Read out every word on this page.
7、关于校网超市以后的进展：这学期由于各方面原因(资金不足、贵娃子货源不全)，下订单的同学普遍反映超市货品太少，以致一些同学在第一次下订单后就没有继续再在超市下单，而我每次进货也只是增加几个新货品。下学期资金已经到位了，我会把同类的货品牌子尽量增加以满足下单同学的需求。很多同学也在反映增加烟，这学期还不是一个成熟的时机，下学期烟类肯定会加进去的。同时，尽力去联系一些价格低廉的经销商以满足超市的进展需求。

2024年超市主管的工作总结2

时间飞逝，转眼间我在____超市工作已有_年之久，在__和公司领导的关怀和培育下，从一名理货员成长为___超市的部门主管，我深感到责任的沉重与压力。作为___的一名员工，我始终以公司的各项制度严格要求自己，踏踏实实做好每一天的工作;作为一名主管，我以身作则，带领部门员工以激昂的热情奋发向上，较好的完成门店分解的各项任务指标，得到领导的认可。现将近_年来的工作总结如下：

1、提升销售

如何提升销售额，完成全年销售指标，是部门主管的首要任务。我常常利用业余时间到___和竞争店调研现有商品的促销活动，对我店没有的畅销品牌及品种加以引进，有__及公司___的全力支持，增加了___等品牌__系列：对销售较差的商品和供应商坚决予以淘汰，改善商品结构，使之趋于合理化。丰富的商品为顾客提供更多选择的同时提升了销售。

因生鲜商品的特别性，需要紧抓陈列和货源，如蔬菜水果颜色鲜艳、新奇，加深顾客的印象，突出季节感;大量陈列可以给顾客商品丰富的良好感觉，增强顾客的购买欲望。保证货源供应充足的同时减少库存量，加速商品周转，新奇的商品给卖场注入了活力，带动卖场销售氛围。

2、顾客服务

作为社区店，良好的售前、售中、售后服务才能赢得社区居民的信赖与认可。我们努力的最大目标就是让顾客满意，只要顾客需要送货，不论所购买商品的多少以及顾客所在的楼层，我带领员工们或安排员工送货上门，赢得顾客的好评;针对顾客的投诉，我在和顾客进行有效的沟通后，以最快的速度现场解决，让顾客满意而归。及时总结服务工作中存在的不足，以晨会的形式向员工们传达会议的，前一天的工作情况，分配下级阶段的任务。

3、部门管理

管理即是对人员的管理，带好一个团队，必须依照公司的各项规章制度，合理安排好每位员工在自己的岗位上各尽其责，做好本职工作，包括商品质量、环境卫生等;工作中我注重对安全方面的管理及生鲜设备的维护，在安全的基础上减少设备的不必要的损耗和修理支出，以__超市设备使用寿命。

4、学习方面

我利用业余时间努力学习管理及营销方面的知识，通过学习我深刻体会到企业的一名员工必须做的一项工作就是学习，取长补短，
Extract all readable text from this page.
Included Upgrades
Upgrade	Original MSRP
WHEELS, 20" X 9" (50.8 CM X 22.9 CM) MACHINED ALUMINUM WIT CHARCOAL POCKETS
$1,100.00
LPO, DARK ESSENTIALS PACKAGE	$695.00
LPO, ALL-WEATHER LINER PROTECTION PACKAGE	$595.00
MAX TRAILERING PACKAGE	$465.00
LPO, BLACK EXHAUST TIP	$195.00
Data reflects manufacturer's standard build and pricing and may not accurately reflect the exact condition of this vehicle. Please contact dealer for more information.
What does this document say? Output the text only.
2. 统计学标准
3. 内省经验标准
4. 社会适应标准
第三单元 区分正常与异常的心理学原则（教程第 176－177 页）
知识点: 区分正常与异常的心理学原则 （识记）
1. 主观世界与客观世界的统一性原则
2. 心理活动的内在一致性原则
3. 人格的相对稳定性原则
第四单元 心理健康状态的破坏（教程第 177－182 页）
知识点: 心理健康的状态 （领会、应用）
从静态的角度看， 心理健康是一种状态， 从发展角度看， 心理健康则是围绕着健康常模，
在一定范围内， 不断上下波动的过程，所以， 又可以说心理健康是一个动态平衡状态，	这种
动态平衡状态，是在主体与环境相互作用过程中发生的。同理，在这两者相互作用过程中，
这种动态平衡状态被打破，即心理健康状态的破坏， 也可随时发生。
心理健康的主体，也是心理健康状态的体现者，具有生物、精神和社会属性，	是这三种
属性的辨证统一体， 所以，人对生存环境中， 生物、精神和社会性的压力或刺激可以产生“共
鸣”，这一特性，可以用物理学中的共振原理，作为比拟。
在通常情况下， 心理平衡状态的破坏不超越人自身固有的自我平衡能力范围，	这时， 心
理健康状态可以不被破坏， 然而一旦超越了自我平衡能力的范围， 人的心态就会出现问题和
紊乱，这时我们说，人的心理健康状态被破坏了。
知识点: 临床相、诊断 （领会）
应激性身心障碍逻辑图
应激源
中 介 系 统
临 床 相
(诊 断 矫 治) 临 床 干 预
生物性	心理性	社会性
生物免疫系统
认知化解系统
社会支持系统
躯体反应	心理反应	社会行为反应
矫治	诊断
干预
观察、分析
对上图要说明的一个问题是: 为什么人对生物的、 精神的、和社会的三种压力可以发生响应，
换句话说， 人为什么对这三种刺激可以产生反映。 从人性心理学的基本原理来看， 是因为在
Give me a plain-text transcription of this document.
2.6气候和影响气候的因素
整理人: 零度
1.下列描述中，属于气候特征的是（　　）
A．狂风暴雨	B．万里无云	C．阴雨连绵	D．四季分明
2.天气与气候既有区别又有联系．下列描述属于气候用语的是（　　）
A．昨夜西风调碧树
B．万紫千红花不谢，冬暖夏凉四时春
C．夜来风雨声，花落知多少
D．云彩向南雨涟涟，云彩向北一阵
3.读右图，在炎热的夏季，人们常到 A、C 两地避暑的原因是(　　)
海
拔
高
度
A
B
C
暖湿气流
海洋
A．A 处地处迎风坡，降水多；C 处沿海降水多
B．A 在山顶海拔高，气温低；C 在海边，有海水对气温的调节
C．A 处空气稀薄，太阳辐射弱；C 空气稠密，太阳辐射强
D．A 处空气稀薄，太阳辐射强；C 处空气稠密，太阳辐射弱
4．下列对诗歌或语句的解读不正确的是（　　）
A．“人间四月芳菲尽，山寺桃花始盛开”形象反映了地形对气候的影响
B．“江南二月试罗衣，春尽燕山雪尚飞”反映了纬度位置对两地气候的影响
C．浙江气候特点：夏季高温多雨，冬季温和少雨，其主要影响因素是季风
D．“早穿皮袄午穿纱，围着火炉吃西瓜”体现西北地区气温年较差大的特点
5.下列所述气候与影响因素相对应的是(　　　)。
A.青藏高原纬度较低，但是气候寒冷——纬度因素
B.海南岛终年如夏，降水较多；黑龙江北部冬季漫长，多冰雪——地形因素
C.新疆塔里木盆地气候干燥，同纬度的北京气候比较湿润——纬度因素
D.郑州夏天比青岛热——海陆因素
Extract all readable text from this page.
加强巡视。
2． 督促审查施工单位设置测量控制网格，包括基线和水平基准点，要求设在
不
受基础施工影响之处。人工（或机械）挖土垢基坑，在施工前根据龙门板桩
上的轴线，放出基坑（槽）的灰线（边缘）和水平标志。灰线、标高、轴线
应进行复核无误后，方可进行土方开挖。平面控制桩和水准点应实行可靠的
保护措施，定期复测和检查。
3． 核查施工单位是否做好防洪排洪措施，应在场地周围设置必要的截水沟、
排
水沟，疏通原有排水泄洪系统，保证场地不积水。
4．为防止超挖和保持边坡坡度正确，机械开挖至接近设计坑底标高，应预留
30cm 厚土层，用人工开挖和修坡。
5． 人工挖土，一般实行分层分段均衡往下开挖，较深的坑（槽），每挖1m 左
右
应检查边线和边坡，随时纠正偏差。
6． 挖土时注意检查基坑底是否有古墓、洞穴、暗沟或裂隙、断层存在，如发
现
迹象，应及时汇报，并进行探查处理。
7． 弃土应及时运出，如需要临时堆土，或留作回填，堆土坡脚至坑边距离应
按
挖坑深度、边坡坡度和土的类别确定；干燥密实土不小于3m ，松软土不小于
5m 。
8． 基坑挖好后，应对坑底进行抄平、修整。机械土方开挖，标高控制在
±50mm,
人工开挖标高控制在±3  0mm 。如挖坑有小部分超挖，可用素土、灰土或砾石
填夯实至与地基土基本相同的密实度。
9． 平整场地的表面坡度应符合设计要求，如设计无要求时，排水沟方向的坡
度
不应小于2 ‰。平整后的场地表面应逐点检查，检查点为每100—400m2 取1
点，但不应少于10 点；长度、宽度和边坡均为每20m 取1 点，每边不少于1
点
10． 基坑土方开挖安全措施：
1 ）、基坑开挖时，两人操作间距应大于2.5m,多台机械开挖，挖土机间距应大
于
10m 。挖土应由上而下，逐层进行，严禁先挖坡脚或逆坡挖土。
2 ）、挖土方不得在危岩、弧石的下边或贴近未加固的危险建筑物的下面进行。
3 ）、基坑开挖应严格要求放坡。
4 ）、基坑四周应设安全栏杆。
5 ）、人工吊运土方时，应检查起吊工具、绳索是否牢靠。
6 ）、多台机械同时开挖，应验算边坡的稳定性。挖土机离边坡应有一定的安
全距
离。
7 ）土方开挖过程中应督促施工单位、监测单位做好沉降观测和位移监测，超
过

::::::

▸ Exercise requirements
Identify the lines above that contain the word "处空气稀薄", then copy them.

▸ Solved exercise
C．A 处空气稀薄，太阳辐射弱；C 空气稠密，太阳辐射强
D．A 处空气稀薄，太阳辐射强；C 处空气稠密，太阳辐射弱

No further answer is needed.